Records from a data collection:
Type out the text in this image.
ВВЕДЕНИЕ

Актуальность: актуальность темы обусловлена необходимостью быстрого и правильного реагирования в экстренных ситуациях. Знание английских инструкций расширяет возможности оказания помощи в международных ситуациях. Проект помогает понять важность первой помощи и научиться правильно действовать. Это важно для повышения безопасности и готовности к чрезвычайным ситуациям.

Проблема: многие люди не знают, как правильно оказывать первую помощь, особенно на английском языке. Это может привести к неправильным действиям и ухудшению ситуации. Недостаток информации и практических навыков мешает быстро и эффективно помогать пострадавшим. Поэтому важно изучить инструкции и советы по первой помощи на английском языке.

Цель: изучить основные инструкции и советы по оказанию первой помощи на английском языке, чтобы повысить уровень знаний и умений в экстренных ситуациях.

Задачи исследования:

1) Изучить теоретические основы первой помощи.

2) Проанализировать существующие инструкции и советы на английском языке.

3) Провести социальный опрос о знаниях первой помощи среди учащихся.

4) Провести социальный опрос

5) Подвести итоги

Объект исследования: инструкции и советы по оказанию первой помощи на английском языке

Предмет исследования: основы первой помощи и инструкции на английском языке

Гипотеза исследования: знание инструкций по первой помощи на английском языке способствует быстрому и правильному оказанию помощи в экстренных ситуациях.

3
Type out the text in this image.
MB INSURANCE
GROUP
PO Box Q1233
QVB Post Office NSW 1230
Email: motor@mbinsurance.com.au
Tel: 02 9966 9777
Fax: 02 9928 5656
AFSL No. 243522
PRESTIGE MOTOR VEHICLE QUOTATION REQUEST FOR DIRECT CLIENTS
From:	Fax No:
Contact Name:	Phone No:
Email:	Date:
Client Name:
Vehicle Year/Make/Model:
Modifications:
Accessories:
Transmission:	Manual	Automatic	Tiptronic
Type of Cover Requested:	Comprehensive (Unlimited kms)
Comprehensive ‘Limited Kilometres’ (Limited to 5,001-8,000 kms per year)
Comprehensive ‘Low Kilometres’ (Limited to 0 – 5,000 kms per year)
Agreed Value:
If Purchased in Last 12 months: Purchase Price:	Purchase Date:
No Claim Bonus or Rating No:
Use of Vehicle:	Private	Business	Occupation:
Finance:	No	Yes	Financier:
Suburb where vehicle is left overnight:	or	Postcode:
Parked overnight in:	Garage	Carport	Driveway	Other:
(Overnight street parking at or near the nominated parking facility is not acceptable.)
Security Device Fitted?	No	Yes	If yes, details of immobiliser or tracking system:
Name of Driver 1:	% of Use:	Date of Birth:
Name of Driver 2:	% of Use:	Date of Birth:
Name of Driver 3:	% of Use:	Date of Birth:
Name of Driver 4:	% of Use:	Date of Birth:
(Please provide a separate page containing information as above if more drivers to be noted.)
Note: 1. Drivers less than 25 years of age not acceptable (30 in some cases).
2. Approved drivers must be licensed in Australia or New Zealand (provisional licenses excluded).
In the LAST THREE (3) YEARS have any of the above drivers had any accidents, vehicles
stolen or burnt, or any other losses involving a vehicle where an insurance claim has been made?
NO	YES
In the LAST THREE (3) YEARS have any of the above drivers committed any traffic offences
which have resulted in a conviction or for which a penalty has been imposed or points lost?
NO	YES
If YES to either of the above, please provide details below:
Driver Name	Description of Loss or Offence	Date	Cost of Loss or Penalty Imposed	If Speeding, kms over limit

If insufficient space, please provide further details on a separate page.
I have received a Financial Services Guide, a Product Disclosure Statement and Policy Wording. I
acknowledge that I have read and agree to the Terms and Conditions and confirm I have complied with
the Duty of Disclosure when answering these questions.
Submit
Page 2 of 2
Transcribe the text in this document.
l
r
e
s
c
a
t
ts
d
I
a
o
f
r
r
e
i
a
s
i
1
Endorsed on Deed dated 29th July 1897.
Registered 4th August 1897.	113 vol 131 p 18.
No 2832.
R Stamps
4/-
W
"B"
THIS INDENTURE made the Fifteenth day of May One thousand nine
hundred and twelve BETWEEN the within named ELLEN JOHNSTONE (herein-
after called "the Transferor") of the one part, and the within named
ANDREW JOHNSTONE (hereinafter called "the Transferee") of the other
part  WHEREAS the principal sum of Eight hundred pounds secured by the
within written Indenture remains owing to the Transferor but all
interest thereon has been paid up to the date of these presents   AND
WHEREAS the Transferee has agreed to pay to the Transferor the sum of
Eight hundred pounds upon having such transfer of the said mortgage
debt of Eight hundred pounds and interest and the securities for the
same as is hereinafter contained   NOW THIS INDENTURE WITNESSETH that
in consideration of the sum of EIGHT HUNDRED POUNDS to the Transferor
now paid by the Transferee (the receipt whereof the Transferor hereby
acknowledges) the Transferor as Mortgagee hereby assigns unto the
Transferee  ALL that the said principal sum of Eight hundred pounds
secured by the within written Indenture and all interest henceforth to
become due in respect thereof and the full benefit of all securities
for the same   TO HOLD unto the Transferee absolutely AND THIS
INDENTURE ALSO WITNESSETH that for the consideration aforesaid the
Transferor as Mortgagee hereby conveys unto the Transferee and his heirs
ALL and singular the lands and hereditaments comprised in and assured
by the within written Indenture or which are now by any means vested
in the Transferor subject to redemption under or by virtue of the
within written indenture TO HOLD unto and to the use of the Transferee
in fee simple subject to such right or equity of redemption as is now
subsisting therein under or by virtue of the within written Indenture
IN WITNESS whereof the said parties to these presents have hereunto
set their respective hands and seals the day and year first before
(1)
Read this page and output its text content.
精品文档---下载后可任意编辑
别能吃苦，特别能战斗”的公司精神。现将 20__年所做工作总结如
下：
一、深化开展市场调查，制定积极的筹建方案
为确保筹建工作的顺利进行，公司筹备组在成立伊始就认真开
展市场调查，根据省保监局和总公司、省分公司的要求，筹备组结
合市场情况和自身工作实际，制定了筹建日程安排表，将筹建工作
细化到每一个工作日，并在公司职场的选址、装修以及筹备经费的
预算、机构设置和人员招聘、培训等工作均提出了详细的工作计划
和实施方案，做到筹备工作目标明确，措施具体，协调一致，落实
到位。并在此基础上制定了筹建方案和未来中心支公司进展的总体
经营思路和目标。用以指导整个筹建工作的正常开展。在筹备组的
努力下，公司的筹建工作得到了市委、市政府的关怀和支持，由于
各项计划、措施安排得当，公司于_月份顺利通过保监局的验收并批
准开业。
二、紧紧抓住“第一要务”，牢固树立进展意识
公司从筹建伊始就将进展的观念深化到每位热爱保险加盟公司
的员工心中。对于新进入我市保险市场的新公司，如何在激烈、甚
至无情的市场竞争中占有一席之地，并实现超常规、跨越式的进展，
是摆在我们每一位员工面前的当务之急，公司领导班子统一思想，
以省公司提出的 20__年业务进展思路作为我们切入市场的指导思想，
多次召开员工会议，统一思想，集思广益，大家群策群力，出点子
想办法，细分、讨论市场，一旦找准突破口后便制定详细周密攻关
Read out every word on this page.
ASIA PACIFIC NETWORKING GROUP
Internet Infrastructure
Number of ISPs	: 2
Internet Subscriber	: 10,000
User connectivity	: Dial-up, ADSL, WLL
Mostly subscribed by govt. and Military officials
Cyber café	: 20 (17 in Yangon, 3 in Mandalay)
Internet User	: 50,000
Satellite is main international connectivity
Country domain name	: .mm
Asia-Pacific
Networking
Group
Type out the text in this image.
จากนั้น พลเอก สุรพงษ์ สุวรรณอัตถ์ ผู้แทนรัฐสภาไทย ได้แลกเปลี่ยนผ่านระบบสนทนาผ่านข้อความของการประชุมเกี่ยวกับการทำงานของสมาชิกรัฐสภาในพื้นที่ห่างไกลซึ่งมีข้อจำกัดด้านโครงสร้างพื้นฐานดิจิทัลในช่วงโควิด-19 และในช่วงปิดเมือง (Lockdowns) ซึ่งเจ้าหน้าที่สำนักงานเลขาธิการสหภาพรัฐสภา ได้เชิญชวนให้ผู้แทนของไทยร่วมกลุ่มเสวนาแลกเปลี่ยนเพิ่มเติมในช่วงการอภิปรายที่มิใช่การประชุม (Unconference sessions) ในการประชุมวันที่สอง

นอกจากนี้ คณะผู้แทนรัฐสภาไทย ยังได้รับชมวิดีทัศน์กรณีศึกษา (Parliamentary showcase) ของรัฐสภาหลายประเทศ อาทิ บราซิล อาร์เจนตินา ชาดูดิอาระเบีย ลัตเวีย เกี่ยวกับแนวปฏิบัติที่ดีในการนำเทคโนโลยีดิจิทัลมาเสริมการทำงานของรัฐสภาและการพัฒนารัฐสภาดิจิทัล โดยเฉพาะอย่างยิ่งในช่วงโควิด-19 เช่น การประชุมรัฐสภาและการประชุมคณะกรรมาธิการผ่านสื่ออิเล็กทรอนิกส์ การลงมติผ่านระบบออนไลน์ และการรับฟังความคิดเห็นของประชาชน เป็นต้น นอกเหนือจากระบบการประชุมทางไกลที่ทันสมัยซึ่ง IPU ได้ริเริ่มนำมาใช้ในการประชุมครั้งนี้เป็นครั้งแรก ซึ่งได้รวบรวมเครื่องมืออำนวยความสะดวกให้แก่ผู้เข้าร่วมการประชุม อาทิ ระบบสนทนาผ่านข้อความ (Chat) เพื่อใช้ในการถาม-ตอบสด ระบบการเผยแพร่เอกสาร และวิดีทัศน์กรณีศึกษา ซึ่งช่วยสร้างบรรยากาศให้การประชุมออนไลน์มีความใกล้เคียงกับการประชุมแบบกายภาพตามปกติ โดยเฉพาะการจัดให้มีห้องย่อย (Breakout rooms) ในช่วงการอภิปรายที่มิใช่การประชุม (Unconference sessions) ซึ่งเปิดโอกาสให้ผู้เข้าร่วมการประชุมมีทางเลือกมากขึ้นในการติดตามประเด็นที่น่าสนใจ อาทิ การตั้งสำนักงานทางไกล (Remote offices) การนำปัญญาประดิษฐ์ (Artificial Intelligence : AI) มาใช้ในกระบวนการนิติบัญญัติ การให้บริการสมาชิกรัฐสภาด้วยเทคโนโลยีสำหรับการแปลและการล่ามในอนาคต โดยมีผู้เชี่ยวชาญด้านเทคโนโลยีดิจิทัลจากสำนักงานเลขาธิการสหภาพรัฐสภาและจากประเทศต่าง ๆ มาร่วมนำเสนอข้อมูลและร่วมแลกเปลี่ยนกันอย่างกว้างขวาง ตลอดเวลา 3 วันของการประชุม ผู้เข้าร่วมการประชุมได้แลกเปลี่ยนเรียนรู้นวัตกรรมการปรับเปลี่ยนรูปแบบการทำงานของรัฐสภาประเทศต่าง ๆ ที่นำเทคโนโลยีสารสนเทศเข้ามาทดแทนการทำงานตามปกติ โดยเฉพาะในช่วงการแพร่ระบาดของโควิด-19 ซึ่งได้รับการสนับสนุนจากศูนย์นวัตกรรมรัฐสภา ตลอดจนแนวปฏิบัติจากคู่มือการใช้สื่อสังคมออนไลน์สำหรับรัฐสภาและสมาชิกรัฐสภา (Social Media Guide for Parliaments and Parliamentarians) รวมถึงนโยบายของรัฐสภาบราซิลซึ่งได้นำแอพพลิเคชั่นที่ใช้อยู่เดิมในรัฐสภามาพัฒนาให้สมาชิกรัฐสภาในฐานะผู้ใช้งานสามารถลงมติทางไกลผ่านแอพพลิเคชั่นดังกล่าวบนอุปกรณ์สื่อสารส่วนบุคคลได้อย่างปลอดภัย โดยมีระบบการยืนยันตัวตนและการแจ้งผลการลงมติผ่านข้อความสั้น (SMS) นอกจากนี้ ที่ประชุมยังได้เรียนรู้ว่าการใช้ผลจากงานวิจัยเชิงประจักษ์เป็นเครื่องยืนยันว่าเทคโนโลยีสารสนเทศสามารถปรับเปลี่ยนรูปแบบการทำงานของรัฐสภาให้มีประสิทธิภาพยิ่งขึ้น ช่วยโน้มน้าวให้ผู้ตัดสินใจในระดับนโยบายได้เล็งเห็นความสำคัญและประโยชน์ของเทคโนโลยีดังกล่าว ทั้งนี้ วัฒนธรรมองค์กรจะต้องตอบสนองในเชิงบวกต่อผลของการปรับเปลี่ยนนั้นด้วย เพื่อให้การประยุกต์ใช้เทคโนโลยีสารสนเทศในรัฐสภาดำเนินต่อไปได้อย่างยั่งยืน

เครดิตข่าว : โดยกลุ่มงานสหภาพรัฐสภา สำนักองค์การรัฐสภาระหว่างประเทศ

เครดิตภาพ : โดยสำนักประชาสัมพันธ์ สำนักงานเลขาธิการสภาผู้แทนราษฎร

THE TASK: Copy every line of the records above that contains "инструкции".

FINAL ANSWER:
Проблема: многие люди не знают, как правильно оказывать первую помощь, особенно на английском языке. Это может привести к неправильным действиям и ухудшению ситуации. Недостаток информации и практических навыков мешает быстро и эффективно помогать пострадавшим. Поэтому важно изучить инструкции и советы по первой помощи на английском языке.
Цель: изучить основные инструкции и советы по оказанию первой помощи на английском языке, чтобы повысить уровень знаний и умений в экстренных ситуациях.
2) Проанализировать существующие инструкции и советы на английском языке.
Объект исследования: инструкции и советы по оказанию первой помощи на английском языке
Предмет исследования: основы первой помощи и инструкции на английском языке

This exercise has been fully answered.